** Given data follows **

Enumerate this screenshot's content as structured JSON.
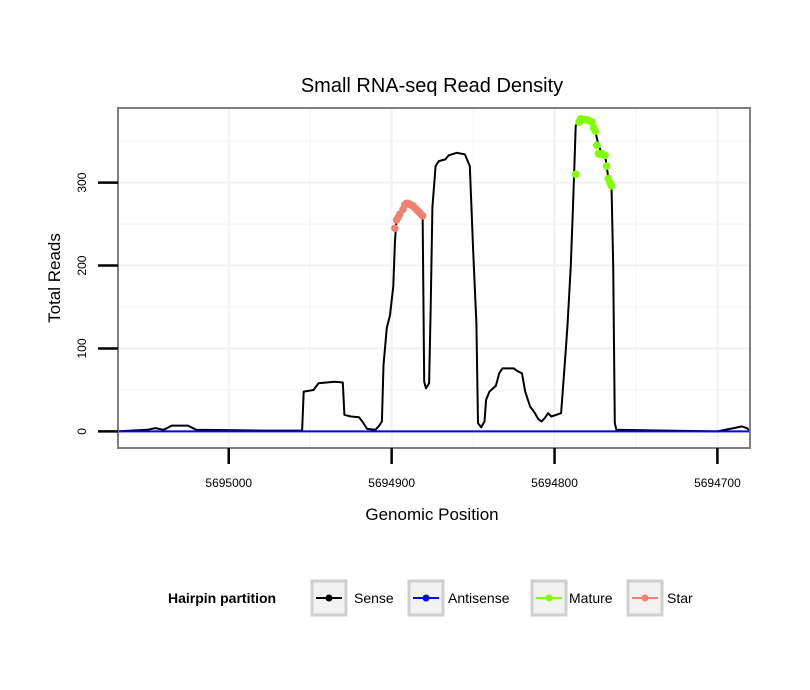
{
  "chart_data": {
    "type": "line",
    "title": "Small RNA-seq Read Density",
    "xlabel": "Genomic Position",
    "ylabel": "Total Reads",
    "x_reversed": true,
    "xlim": [
      5695068,
      5694680
    ],
    "ylim": [
      -20,
      390
    ],
    "x_ticks": [
      5695000,
      5694900,
      5694800,
      5694700
    ],
    "x_tick_labels": [
      "5695000",
      "5694900",
      "5694800",
      "5694700"
    ],
    "y_ticks": [
      0,
      100,
      200,
      300
    ],
    "y_tick_labels": [
      "0",
      "100",
      "200",
      "300"
    ],
    "grid": true,
    "legend": {
      "title": "Hairpin partition",
      "position": "bottom",
      "entries": [
        {
          "label": "Sense",
          "color": "#000000"
        },
        {
          "label": "Antisense",
          "color": "#0000ff"
        },
        {
          "label": "Mature",
          "color": "#7fff00"
        },
        {
          "label": "Star",
          "color": "#f08070"
        }
      ]
    },
    "series": [
      {
        "name": "Sense",
        "color": "#000000",
        "style": "line",
        "points": [
          [
            5695068,
            0
          ],
          [
            5695060,
            1
          ],
          [
            5695050,
            2
          ],
          [
            5695045,
            4
          ],
          [
            5695040,
            2
          ],
          [
            5695035,
            7
          ],
          [
            5695025,
            7
          ],
          [
            5695020,
            2
          ],
          [
            5694980,
            1
          ],
          [
            5694955,
            1
          ],
          [
            5694954,
            48
          ],
          [
            5694948,
            50
          ],
          [
            5694945,
            58
          ],
          [
            5694935,
            60
          ],
          [
            5694930,
            59
          ],
          [
            5694929,
            20
          ],
          [
            5694925,
            18
          ],
          [
            5694920,
            17
          ],
          [
            5694918,
            12
          ],
          [
            5694915,
            3
          ],
          [
            5694910,
            2
          ],
          [
            5694908,
            6
          ],
          [
            5694906,
            12
          ],
          [
            5694905,
            80
          ],
          [
            5694903,
            125
          ],
          [
            5694901,
            140
          ],
          [
            5694899,
            175
          ],
          [
            5694898,
            228
          ],
          [
            5694897,
            255
          ],
          [
            5694895,
            262
          ],
          [
            5694893,
            273
          ],
          [
            5694890,
            275
          ],
          [
            5694887,
            272
          ],
          [
            5694885,
            268
          ],
          [
            5694882,
            262
          ],
          [
            5694881,
            264
          ],
          [
            5694880,
            60
          ],
          [
            5694879,
            52
          ],
          [
            5694877,
            58
          ],
          [
            5694876,
            150
          ],
          [
            5694875,
            270
          ],
          [
            5694873,
            320
          ],
          [
            5694871,
            326
          ],
          [
            5694867,
            328
          ],
          [
            5694865,
            333
          ],
          [
            5694860,
            336
          ],
          [
            5694855,
            334
          ],
          [
            5694852,
            320
          ],
          [
            5694850,
            220
          ],
          [
            5694848,
            130
          ],
          [
            5694847,
            10
          ],
          [
            5694845,
            5
          ],
          [
            5694843,
            12
          ],
          [
            5694842,
            38
          ],
          [
            5694840,
            48
          ],
          [
            5694836,
            55
          ],
          [
            5694834,
            70
          ],
          [
            5694832,
            76
          ],
          [
            5694825,
            76
          ],
          [
            5694823,
            73
          ],
          [
            5694820,
            70
          ],
          [
            5694818,
            48
          ],
          [
            5694815,
            30
          ],
          [
            5694812,
            22
          ],
          [
            5694810,
            15
          ],
          [
            5694808,
            12
          ],
          [
            5694806,
            16
          ],
          [
            5694804,
            22
          ],
          [
            5694802,
            18
          ],
          [
            5694796,
            22
          ],
          [
            5694793,
            100
          ],
          [
            5694792,
            130
          ],
          [
            5694790,
            200
          ],
          [
            5694789,
            255
          ],
          [
            5694788,
            310
          ],
          [
            5694787,
            368
          ],
          [
            5694785,
            377
          ],
          [
            5694780,
            376
          ],
          [
            5694777,
            370
          ],
          [
            5694775,
            362
          ],
          [
            5694773,
            345
          ],
          [
            5694771,
            335
          ],
          [
            5694769,
            333
          ],
          [
            5694768,
            320
          ],
          [
            5694767,
            305
          ],
          [
            5694766,
            300
          ],
          [
            5694765,
            296
          ],
          [
            5694764,
            200
          ],
          [
            5694763,
            10
          ],
          [
            5694762,
            2
          ],
          [
            5694700,
            0
          ],
          [
            5694690,
            4
          ],
          [
            5694685,
            6
          ],
          [
            5694682,
            4
          ],
          [
            5694680,
            1
          ]
        ]
      },
      {
        "name": "Antisense",
        "color": "#0000ff",
        "style": "line",
        "points": [
          [
            5695068,
            0
          ],
          [
            5694680,
            0
          ]
        ]
      },
      {
        "name": "Mature",
        "color": "#7fff00",
        "style": "points",
        "points": [
          [
            5694787,
            310
          ],
          [
            5694785,
            373
          ],
          [
            5694784,
            377
          ],
          [
            5694782,
            376
          ],
          [
            5694780,
            376
          ],
          [
            5694779,
            375
          ],
          [
            5694777,
            373
          ],
          [
            5694776,
            366
          ],
          [
            5694775,
            362
          ],
          [
            5694774,
            345
          ],
          [
            5694773,
            335
          ],
          [
            5694772,
            334
          ],
          [
            5694771,
            335
          ],
          [
            5694769,
            333
          ],
          [
            5694768,
            320
          ],
          [
            5694767,
            305
          ],
          [
            5694766,
            300
          ],
          [
            5694765,
            296
          ]
        ]
      },
      {
        "name": "Star",
        "color": "#f08070",
        "style": "points",
        "points": [
          [
            5694898,
            245
          ],
          [
            5694897,
            255
          ],
          [
            5694896,
            258
          ],
          [
            5694895,
            262
          ],
          [
            5694893,
            268
          ],
          [
            5694892,
            273
          ],
          [
            5694891,
            275
          ],
          [
            5694890,
            275
          ],
          [
            5694889,
            274
          ],
          [
            5694888,
            273
          ],
          [
            5694887,
            272
          ],
          [
            5694886,
            270
          ],
          [
            5694885,
            268
          ],
          [
            5694884,
            266
          ],
          [
            5694883,
            264
          ],
          [
            5694882,
            262
          ],
          [
            5694881,
            260
          ]
        ]
      }
    ]
  }
}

** End of Given data **

• [Exercise details]: Should any entry above carry a picture, omit it and repeat everything else word for word.

• [Response below]:
Enumerate this screenshot's content as structured JSON.
{
  "chart_data": {
    "type": "line",
    "title": "Small RNA-seq Read Density",
    "xlabel": "Genomic Position",
    "ylabel": "Total Reads",
    "x_reversed": true,
    "xlim": [
      5695068,
      5694680
    ],
    "ylim": [
      -20,
      390
    ],
    "x_ticks": [
      5695000,
      5694900,
      5694800,
      5694700
    ],
    "x_tick_labels": [
      "5695000",
      "5694900",
      "5694800",
      "5694700"
    ],
    "y_ticks": [
      0,
      100,
      200,
      300
    ],
    "y_tick_labels": [
      "0",
      "100",
      "200",
      "300"
    ],
    "grid": true,
    "legend": {
      "title": "Hairpin partition",
      "position": "bottom",
      "entries": [
        {
          "label": "Sense",
          "color": "#000000"
        },
        {
          "label": "Antisense",
          "color": "#0000ff"
        },
        {
          "label": "Mature",
          "color": "#7fff00"
        },
        {
          "label": "Star",
          "color": "#f08070"
        }
      ]
    },
    "series": [
      {
        "name": "Sense",
        "color": "#000000",
        "style": "line",
        "points": [
          [
            5695068,
            0
          ],
          [
            5695060,
            1
          ],
          [
            5695050,
            2
          ],
          [
            5695045,
            4
          ],
          [
            5695040,
            2
          ],
          [
            5695035,
            7
          ],
          [
            5695025,
            7
          ],
          [
            5695020,
            2
          ],
          [
            5694980,
            1
          ],
          [
            5694955,
            1
          ],
          [
            5694954,
            48
          ],
          [
            5694948,
            50
          ],
          [
            5694945,
            58
          ],
          [
            5694935,
            60
          ],
          [
            5694930,
            59
          ],
          [
            5694929,
            20
          ],
          [
            5694925,
            18
          ],
          [
            5694920,
            17
          ],
          [
            5694918,
            12
          ],
          [
            5694915,
            3
          ],
          [
            5694910,
            2
          ],
          [
            5694908,
            6
          ],
          [
            5694906,
            12
          ],
          [
            5694905,
            80
          ],
          [
            5694903,
            125
          ],
          [
            5694901,
            140
          ],
          [
            5694899,
            175
          ],
          [
            5694898,
            228
          ],
          [
            5694897,
            255
          ],
          [
            5694895,
            262
          ],
          [
            5694893,
            273
          ],
          [
            5694890,
            275
          ],
          [
            5694887,
            272
          ],
          [
            5694885,
            268
          ],
          [
            5694882,
            262
          ],
          [
            5694881,
            264
          ],
          [
            5694880,
            60
          ],
          [
            5694879,
            52
          ],
          [
            5694877,
            58
          ],
          [
            5694876,
            150
          ],
          [
            5694875,
            270
          ],
          [
            5694873,
            320
          ],
          [
            5694871,
            326
          ],
          [
            5694867,
            328
          ],
          [
            5694865,
            333
          ],
          [
            5694860,
            336
          ],
          [
            5694855,
            334
          ],
          [
            5694852,
            320
          ],
          [
            5694850,
            220
          ],
          [
            5694848,
            130
          ],
          [
            5694847,
            10
          ],
          [
            5694845,
            5
          ],
          [
            5694843,
            12
          ],
          [
            5694842,
            38
          ],
          [
            5694840,
            48
          ],
          [
            5694836,
            55
          ],
          [
            5694834,
            70
          ],
          [
            5694832,
            76
          ],
          [
            5694825,
            76
          ],
          [
            5694823,
            73
          ],
          [
            5694820,
            70
          ],
          [
            5694818,
            48
          ],
          [
            5694815,
            30
          ],
          [
            5694812,
            22
          ],
          [
            5694810,
            15
          ],
          [
            5694808,
            12
          ],
          [
            5694806,
            16
          ],
          [
            5694804,
            22
          ],
          [
            5694802,
            18
          ],
          [
            5694796,
            22
          ],
          [
            5694793,
            100
          ],
          [
            5694792,
            130
          ],
          [
            5694790,
            200
          ],
          [
            5694789,
            255
          ],
          [
            5694788,
            310
          ],
          [
            5694787,
            368
          ],
          [
            5694785,
            377
          ],
          [
            5694780,
            376
          ],
          [
            5694777,
            370
          ],
          [
            5694775,
            362
          ],
          [
            5694773,
            345
          ],
          [
            5694771,
            335
          ],
          [
            5694769,
            333
          ],
          [
            5694768,
            320
          ],
          [
            5694767,
            305
          ],
          [
            5694766,
            300
          ],
          [
            5694765,
            296
          ],
          [
            5694764,
            200
          ],
          [
            5694763,
            10
          ],
          [
            5694762,
            2
          ],
          [
            5694700,
            0
          ],
          [
            5694690,
            4
          ],
          [
            5694685,
            6
          ],
          [
            5694682,
            4
          ],
          [
            5694680,
            1
          ]
        ]
      },
      {
        "name": "Antisense",
        "color": "#0000ff",
        "style": "line",
        "points": [
          [
            5695068,
            0
          ],
          [
            5694680,
            0
          ]
        ]
      },
      {
        "name": "Mature",
        "color": "#7fff00",
        "style": "points",
        "points": [
          [
            5694787,
            310
          ],
          [
            5694785,
            373
          ],
          [
            5694784,
            377
          ],
          [
            5694782,
            376
          ],
          [
            5694780,
            376
          ],
          [
            5694779,
            375
          ],
          [
            5694777,
            373
          ],
          [
            5694776,
            366
          ],
          [
            5694775,
            362
          ],
          [
            5694774,
            345
          ],
          [
            5694773,
            335
          ],
          [
            5694772,
            334
          ],
          [
            5694771,
            335
          ],
          [
            5694769,
            333
          ],
          [
            5694768,
            320
          ],
          [
            5694767,
            305
          ],
          [
            5694766,
            300
          ],
          [
            5694765,
            296
          ]
        ]
      },
      {
        "name": "Star",
        "color": "#f08070",
        "style": "points",
        "points": [
          [
            5694898,
            245
          ],
          [
            5694897,
            255
          ],
          [
            5694896,
            258
          ],
          [
            5694895,
            262
          ],
          [
            5694893,
            268
          ],
          [
            5694892,
            273
          ],
          [
            5694891,
            275
          ],
          [
            5694890,
            275
          ],
          [
            5694889,
            274
          ],
          [
            5694888,
            273
          ],
          [
            5694887,
            272
          ],
          [
            5694886,
            270
          ],
          [
            5694885,
            268
          ],
          [
            5694884,
            266
          ],
          [
            5694883,
            264
          ],
          [
            5694882,
            262
          ],
          [
            5694881,
            260
          ]
        ]
      }
    ]
  }
}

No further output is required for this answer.